* _EXERCISE INSTRUCTIONS_:
Return the lines below that carry the word "arrivée".

=====

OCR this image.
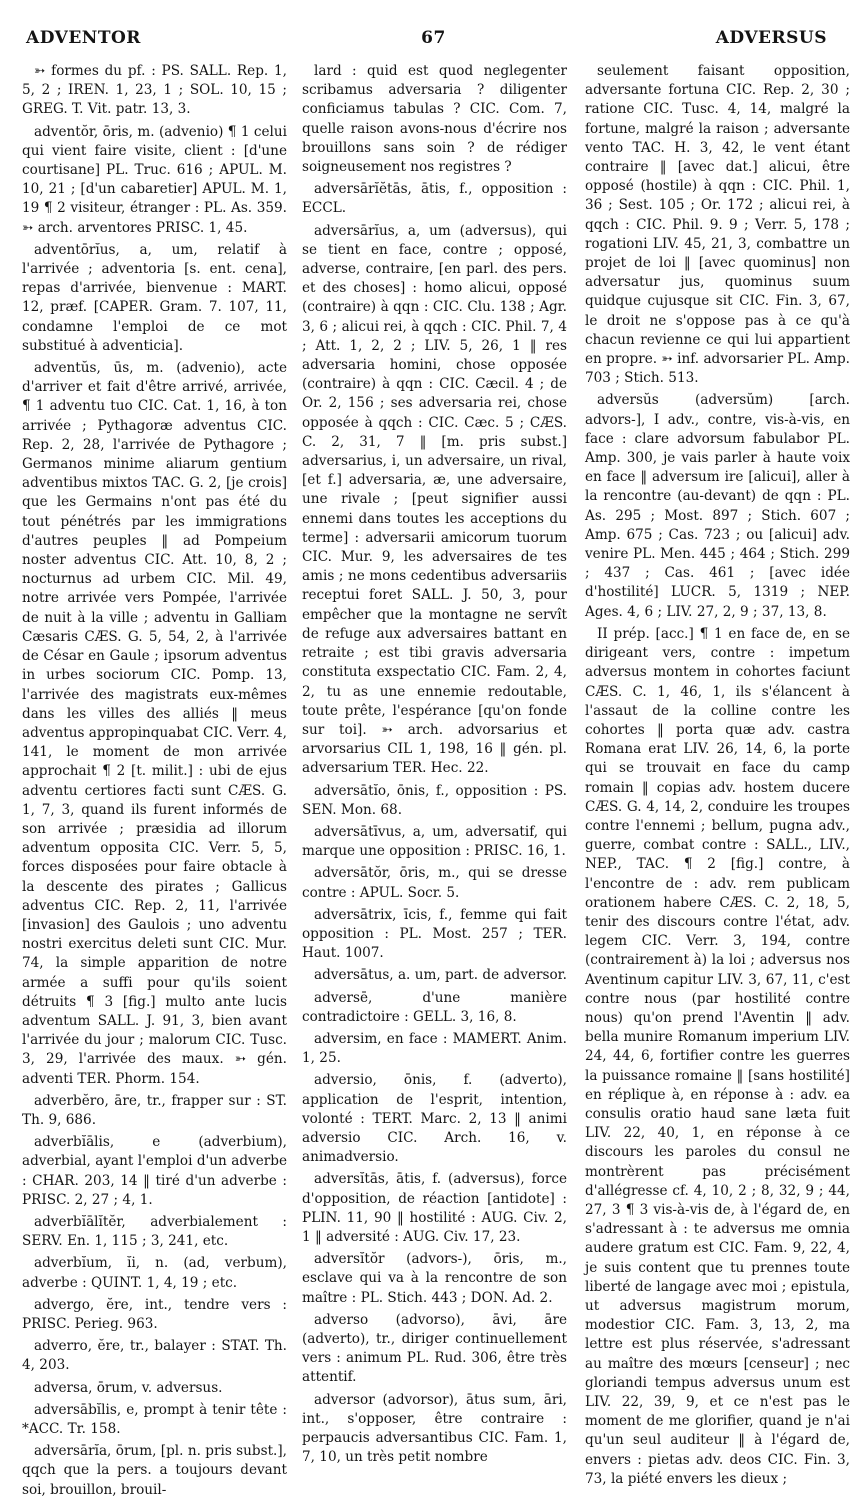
ADVENTOR	67	ADVERSUS

➳ formes du pf. : PS. SALL. Rep. 1, 5, 2 ; IREN. 1, 23, 1 ; SOL. 10, 15 ; GREG. T. Vit. patr. 13, 3.

adventŏr, ōris, m. (advenio) ¶ 1 celui qui vient faire visite, client : [d'une courtisane] PL. Truc. 616 ; APUL. M. 10, 21 ; [d'un cabaretier] APUL. M. 1, 19 ¶ 2 visiteur, étranger : PL. As. 359. ➳ arch. arventores PRISC. 1, 45.

adventōrĭus, a, um, relatif à l'arrivée ; adventoria [s. ent. cena], repas d'arrivée, bienvenue : MART. 12, præf. [CAPER. Gram. 7. 107, 11, condamne l'emploi de ce mot substitué à adventicia].

adventŭs, ūs, m. (advenio), acte d'arriver et fait d'être arrivé, arrivée, ¶ 1 adventu tuo CIC. Cat. 1, 16, à ton arrivée ; Pythagoræ adventus CIC. Rep. 2, 28, l'arrivée de Pythagore ; Germanos minime aliarum gentium adventibus mixtos TAC. G. 2, [je crois] que les Germains n'ont pas été du tout pénétrés par les immigrations d'autres peuples ‖ ad Pompeium noster adventus CIC. Att. 10, 8, 2 ; nocturnus ad urbem CIC. Mil. 49, notre arrivée vers Pompée, l'arrivée de nuit à la ville ; adventu in Galliam Cæsaris CÆS. G. 5, 54, 2, à l'arrivée de César en Gaule ; ipsorum adventus in urbes sociorum CIC. Pomp. 13, l'arrivée des magistrats eux-mêmes dans les villes des alliés ‖ meus adventus appropinquabat CIC. Verr. 4, 141, le moment de mon arrivée approchait ¶ 2 [t. milit.] : ubi de ejus adventu certiores facti sunt CÆS. G. 1, 7, 3, quand ils furent informés de son arrivée ; præsidia ad illorum adventum opposita CIC. Verr. 5, 5, forces disposées pour faire obtacle à la descente des pirates ; Gallicus adventus CIC. Rep. 2, 11, l'arrivée [invasion] des Gaulois ; uno adventu nostri exercitus deleti sunt CIC. Mur. 74, la simple apparition de notre armée a suffi pour qu'ils soient détruits ¶ 3 [fig.] multo ante lucis adventum SALL. J. 91, 3, bien avant l'arrivée du jour ; malorum CIC. Tusc. 3, 29, l'arrivée des maux. ➳ gén. adventi TER. Phorm. 154.

adverbĕro, āre, tr., frapper sur : ST. Th. 9, 686.

adverbĭālis, e (adverbium), adverbial, ayant l'emploi d'un adverbe : CHAR. 203, 14 ‖ tiré d'un adverbe : PRISC. 2, 27 ; 4, 1.

adverbĭālĭtĕr, adverbialement : SERV. En. 1, 115 ; 3, 241, etc.

adverbĭum, ĭi, n. (ad, verbum), adverbe : QUINT. 1, 4, 19 ; etc.

advergo, ĕre, int., tendre vers : PRISC. Perieg. 963.

adverro, ĕre, tr., balayer : STAT. Th. 4, 203.

adversa, ōrum, v. adversus.

adversābĭlis, e, prompt à tenir tête : *ACC. Tr. 158.

adversārĭa, ōrum, [pl. n. pris subst.], qqch que la pers. a toujours devant soi, brouillon, brouil-

lard : quid est quod neglegenter scribamus adversaria ? diligenter conficiamus tabulas ? CIC. Com. 7, quelle raison avons-nous d'écrire nos brouillons sans soin ? de rédiger soigneusement nos registres ?

adversārĭĕtās, ātis, f., opposition : ECCL.

adversārĭus, a, um (adversus), qui se tient en face, contre ; opposé, adverse, contraire, [en parl. des pers. et des choses] : homo alicui, opposé (contraire) à qqn : CIC. Clu. 138 ; Agr. 3, 6 ; alicui rei, à qqch : CIC. Phil. 7, 4 ; Att. 1, 2, 2 ; LIV. 5, 26, 1 ‖ res adversaria homini, chose opposée (contraire) à qqn : CIC. Cæcil. 4 ; de Or. 2, 156 ; ses adversaria rei, chose opposée à qqch : CIC. Cæc. 5 ; CÆS. C. 2, 31, 7 ‖ [m. pris subst.] adversarius, i, un adversaire, un rival, [et f.] adversaria, æ, une adversaire, une rivale ; [peut signifier aussi ennemi dans toutes les acceptions du terme] : adversarii amicorum tuorum CIC. Mur. 9, les adversaires de tes amis ; ne mons cedentibus adversariis receptui foret SALL. J. 50, 3, pour empêcher que la montagne ne servît de refuge aux adversaires battant en retraite ; est tibi gravis adversaria constituta exspectatio CIC. Fam. 2, 4, 2, tu as une ennemie redoutable, toute prête, l'espérance [qu'on fonde sur toi]. ➳ arch. advorsarius et arvorsarius CIL 1, 198, 16 ‖ gén. pl. adversarium TER. Hec. 22.

adversātĭo, ōnis, f., opposition : PS. SEN. Mon. 68.

adversātīvus, a, um, adversatif, qui marque une opposition : PRISC. 16, 1.

adversātŏr, ōris, m., qui se dresse contre : APUL. Socr. 5.

adversātrix, īcis, f., femme qui fait opposition : PL. Most. 257 ; TER. Haut. 1007.

adversātus, a. um, part. de adversor.

adversē, d'une manière contradictoire : GELL. 3, 16, 8.

adversim, en face : MAMERT. Anim. 1, 25.

adversio, ōnis, f. (adverto), application de l'esprit, intention, volonté : TERT. Marc. 2, 13 ‖ animi adversio CIC. Arch. 16, v. animadversio.

adversĭtās, ātis, f. (adversus), force d'opposition, de réaction [antidote] : PLIN. 11, 90 ‖ hostilité : AUG. Civ. 2, 1 ‖ adversité : AUG. Civ. 17, 23.

adversĭtŏr (advors-), ōris, m., esclave qui va à la rencontre de son maître : PL. Stich. 443 ; DON. Ad. 2.

adverso (advorso), āvi, āre (adverto), tr., diriger continuellement vers : animum PL. Rud. 306, être très attentif.

adversor (advorsor), ātus sum, āri, int., s'opposer, être contraire : perpaucis adversantibus CIC. Fam. 1, 7, 10, un très petit nombre

seulement faisant opposition, adversante fortuna CIC. Rep. 2, 30 ; ratione CIC. Tusc. 4, 14, malgré la fortune, malgré la raison ; adversante vento TAC. H. 3, 42, le vent étant contraire ‖ [avec dat.] alicui, être opposé (hostile) à qqn : CIC. Phil. 1, 36 ; Sest. 105 ; Or. 172 ; alicui rei, à qqch : CIC. Phil. 9. 9 ; Verr. 5, 178 ; rogationi LIV. 45, 21, 3, combattre un projet de loi ‖ [avec quominus] non adversatur jus, quominus suum quidque cujusque sit CIC. Fin. 3, 67, le droit ne s'oppose pas à ce qu'à chacun revienne ce qui lui appartient en propre. ➳ inf. advorsarier PL. Amp. 703 ; Stich. 513.

adversŭs (adversŭm) [arch. advors-], I adv., contre, vis-à-vis, en face : clare advorsum fabulabor PL. Amp. 300, je vais parler à haute voix en face ‖ adversum ire [alicui], aller à la rencontre (au-devant) de qqn : PL. As. 295 ; Most. 897 ; Stich. 607 ; Amp. 675 ; Cas. 723 ; ou [alicui] adv. venire PL. Men. 445 ; 464 ; Stich. 299 ; 437 ; Cas. 461 ; [avec idée d'hostilité] LUCR. 5, 1319 ; NEP. Ages. 4, 6 ; LIV. 27, 2, 9 ; 37, 13, 8.

II prép. [acc.] ¶ 1 en face de, en se dirigeant vers, contre : impetum adversus montem in cohortes faciunt CÆS. C. 1, 46, 1, ils s'élancent à l'assaut de la colline contre les cohortes ‖ porta quæ adv. castra Romana erat LIV. 26, 14, 6, la porte qui se trouvait en face du camp romain ‖ copias adv. hostem ducere CÆS. G. 4, 14, 2, conduire les troupes contre l'ennemi ; bellum, pugna adv., guerre, combat contre : SALL., LIV., NEP., TAC. ¶ 2 [fig.] contre, à l'encontre de : adv. rem publicam orationem habere CÆS. C. 2, 18, 5, tenir des discours contre l'état, adv. legem CIC. Verr. 3, 194, contre (contrairement à) la loi ; adversus nos Aventinum capitur LIV. 3, 67, 11, c'est contre nous (par hostilité contre nous) qu'on prend l'Aventin ‖ adv. bella munire Romanum imperium LIV. 24, 44, 6, fortifier contre les guerres la puissance romaine ‖ [sans hostilité] en réplique à, en réponse à : adv. ea consulis oratio haud sane læta fuit LIV. 22, 40, 1, en réponse à ce discours les paroles du consul ne montrèrent pas précisément d'allégresse cf. 4, 10, 2 ; 8, 32, 9 ; 44, 27, 3 ¶ 3 vis-à-vis de, à l'égard de, en s'adressant à : te adversus me omnia audere gratum est CIC. Fam. 9, 22, 4, je suis content que tu prennes toute liberté de langage avec moi ; epistula, ut adversus magistrum morum, modestior CIC. Fam. 3, 13, 2, ma lettre est plus réservée, s'adressant au maître des mœurs [censeur] ; nec gloriandi tempus adversus unum est LIV. 22, 39, 9, et ce n'est pas le moment de me glorifier, quand je n'ai qu'un seul auditeur ‖ à l'égard de, envers : pietas adv. deos CIC. Fin. 3, 73, la piété envers les dieux ;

=====

* _FINISHED TASK_:
adventōrĭus, a, um, relatif à l'arrivée ; adventoria [s. ent. cena], repas d'arrivée, bienvenue : MART. 12, præf. [CAPER. Gram. 7. 107, 11, condamne l'emploi de ce mot substitué à adventicia].
adventŭs, ūs, m. (advenio), acte d'arriver et fait d'être arrivé, arrivée, ¶ 1 adventu tuo CIC. Cat. 1, 16, à ton arrivée ; Pythagoræ adventus CIC. Rep. 2, 28, l'arrivée de Pythagore ; Germanos minime aliarum gentium adventibus mixtos TAC. G. 2, [je crois] que les Germains n'ont pas été du tout pénétrés par les immigrations d'autres peuples ‖ ad Pompeium noster adventus CIC. Att. 10, 8, 2 ; nocturnus ad urbem CIC. Mil. 49, notre arrivée vers Pompée, l'arrivée de nuit à la ville ; adventu in Galliam Cæsaris CÆS. G. 5, 54, 2, à l'arrivée de César en Gaule ; ipsorum adventus in urbes sociorum CIC. Pomp. 13, l'arrivée des magistrats eux-mêmes dans les villes des alliés ‖ meus adventus appropinquabat CIC. Verr. 4, 141, le moment de mon arrivée approchait ¶ 2 [t. milit.] : ubi de ejus adventu certiores facti sunt CÆS. G. 1, 7, 3, quand ils furent informés de son arrivée ; præsidia ad illorum adventum opposita CIC. Verr. 5, 5, forces disposées pour faire obtacle à la descente des pirates ; Gallicus adventus CIC. Rep. 2, 11, l'arrivée [invasion] des Gaulois ; uno adventu nostri exercitus deleti sunt CIC. Mur. 74, la simple apparition de notre armée a suffi pour qu'ils soient détruits ¶ 3 [fig.] multo ante lucis adventum SALL. J. 91, 3, bien avant l'arrivée du jour ; malorum CIC. Tusc. 3, 29, l'arrivée des maux. ➳ gén. adventi TER. Phorm. 154.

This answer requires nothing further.